PASSAGE SHOWN:
---

The classical background appears as a nontrivial part
of the Wely scaling factor of 
physical metric of 2-d surfaces with some conformal dimension. 
On the other hand, the rest part of the factor corresponds to 
the quantum fluctuating sector, having another conformal dimension 
such that these two conformal dimensions 
sum up to just (1,1). 
We finally claim that in the 2-d gravity theory,
there should be possibility that
the target space dimensions $D$ go beyond 1. 

\newpage
\normalsize
\hed
What we know as non-critical string theory is the so-called 
two dimensional Liouville gravity introduced by Polyakov \cite{Po1} 
and developed by lots of authors (see, for example,  review  articles 
\cite{Se}). 
In particular, a family of recent works on the Liouville gravity
motivated by the works of Knizhnik-Polyakov-Zamolodchikov 
(KPZ) \cite{KPZ} and of David \cite{Da}-Distler-Kawai\cite{DK} 
(DDK) have brought a great progress in  the 2-d gravity theory.  
These  approaches to 2-d gravity via the Liouville theory including  
the matrix model  
treat only quantum fluctuation without any considerations of 
classical backgrounds, since these approaches are perfectly independent of 
background metric. 

Let us consider in more detail the above statement by     
focusing on the DDK approach with the Liouville action 
\be
S_L(\Phi;\hat{g})\,=\,\frac{1}{8\pi} \int d^2\xi \sqrt{\hat{g}}\left(
(\hat{\nabla} \Phi)^2 +  Q\, \hat{R}\,\Phi
\right), 
\label{Liouville}
\ee
where $\Phi(z,\bar{z})$ is the Liouville field and 
$\hat{g}$ is a background metric, i.e.,
the physical metric of 2-d
surface is given by $g=e^{\gamma\Phi}\,\hat{g}$.
Looking at the action (\ref{Liouville}), 
the DDK approach is just a conformal field theory of 
the Chodos-Thorn/Feigin-Fuks (CTFF) type \cite{CTFF}.
The conformal invariance of this theory is meant by
the following description:
The counter transformation
(conformal transformation)
$z\rightarrow f(z), \,\bar{z} \rightarrow \bar{f}(\bar{z})$ 
against the Weyl rescaling
$g \rightarrow e^{\sigma}g$
which we do treat equivalently as
$\hat{g} \rightarrow e^{\sigma}\hat{g}$ after all,
fulfills the condition
\be
\left\vert\,\frac{df}{dz}\,\right\vert^{\,2} =
e^{\sigma(z,\bar{z})},
\label{conftra}
\ee
that is, the theory is invariant under the
transformations
\begin{eqnarray}
\gamma\Phi(z,\bar{z}) \enskip & \longrightarrow & \enskip
\gamma\Phi(z,\bar{z}) - 
\log\,\left\vert\,\frac{df}{dz}\,\right\vert^{\,2}\,= \, 
\gamma\Phi(z,\bar{z})-\sigma(z,\bar{z}), \nonumber \\
\hat{g} & \longrightarrow & e^{\sigma} \hat{g}.

---

DATASET EXTRACT:
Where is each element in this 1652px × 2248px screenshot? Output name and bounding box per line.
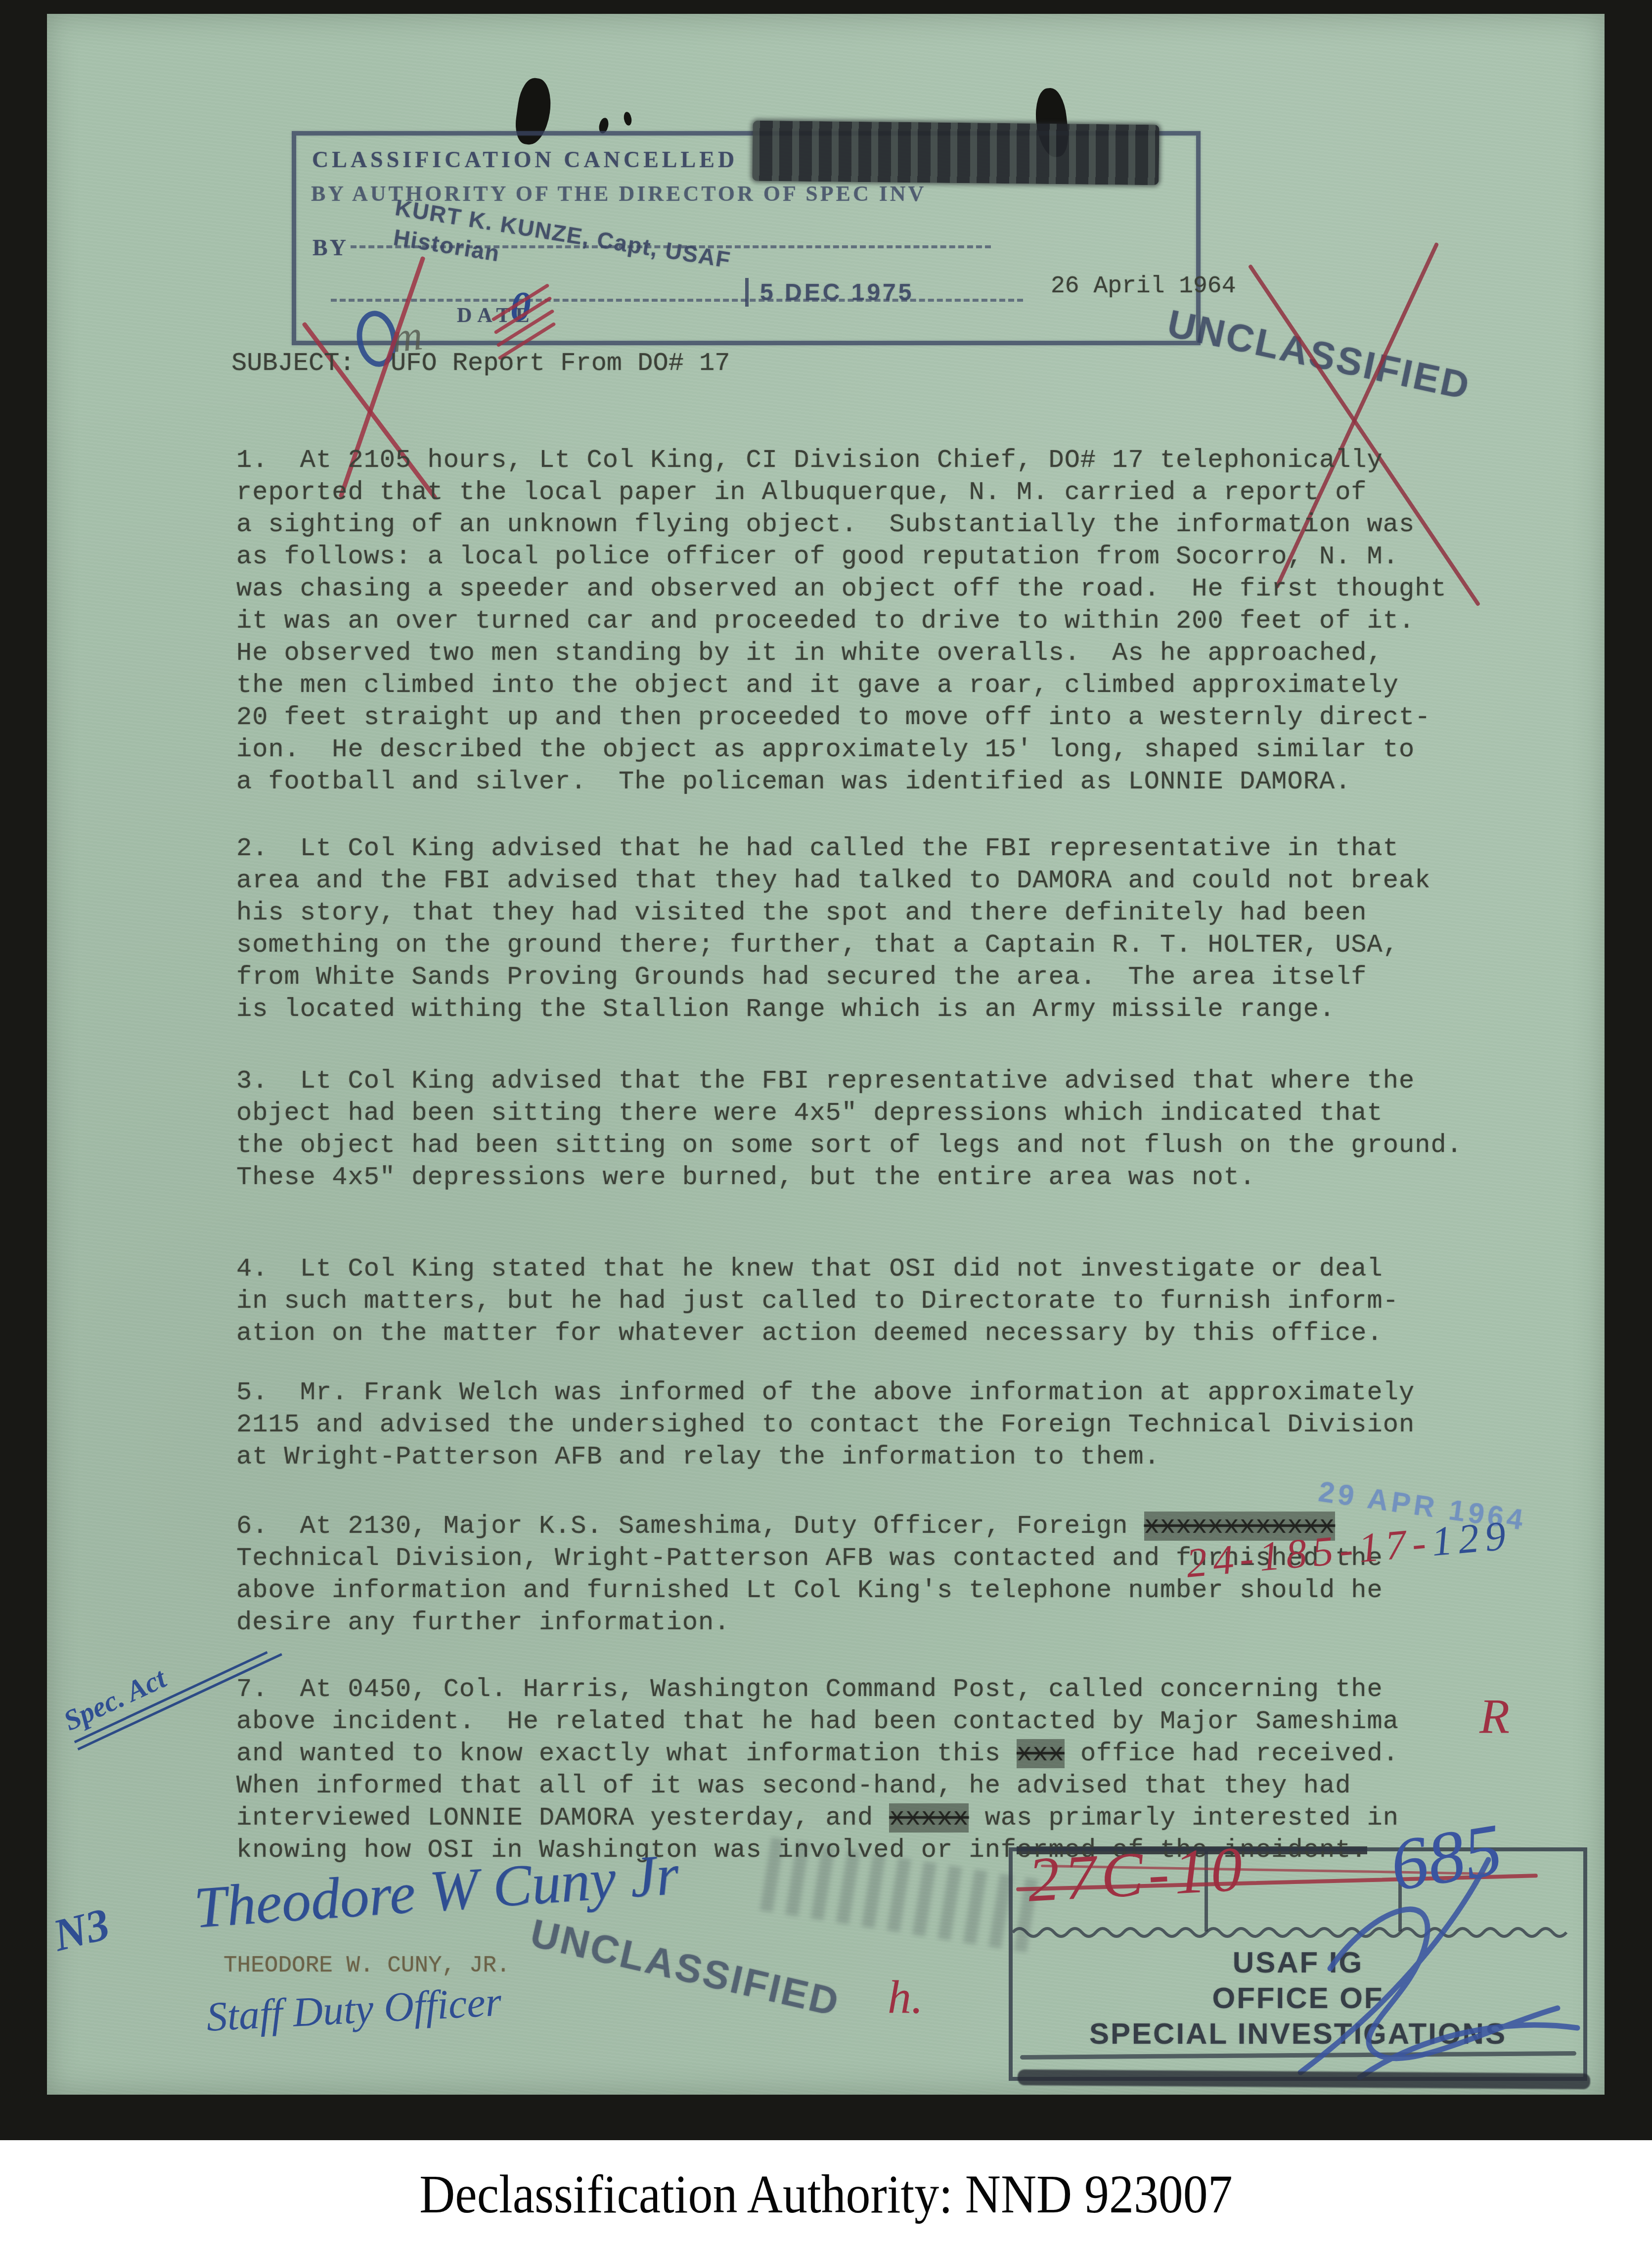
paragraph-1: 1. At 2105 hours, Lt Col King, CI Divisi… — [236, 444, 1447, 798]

---

WHAT IS REQUIRED:
In the passage on Liouville gravity, what type of conformal field theory is the DDK approach said to be?

EXPECTED OUTPUT:
It is a conformal field theory of the Chodos-Thorn/Feigin-Fuks (CTFF) type.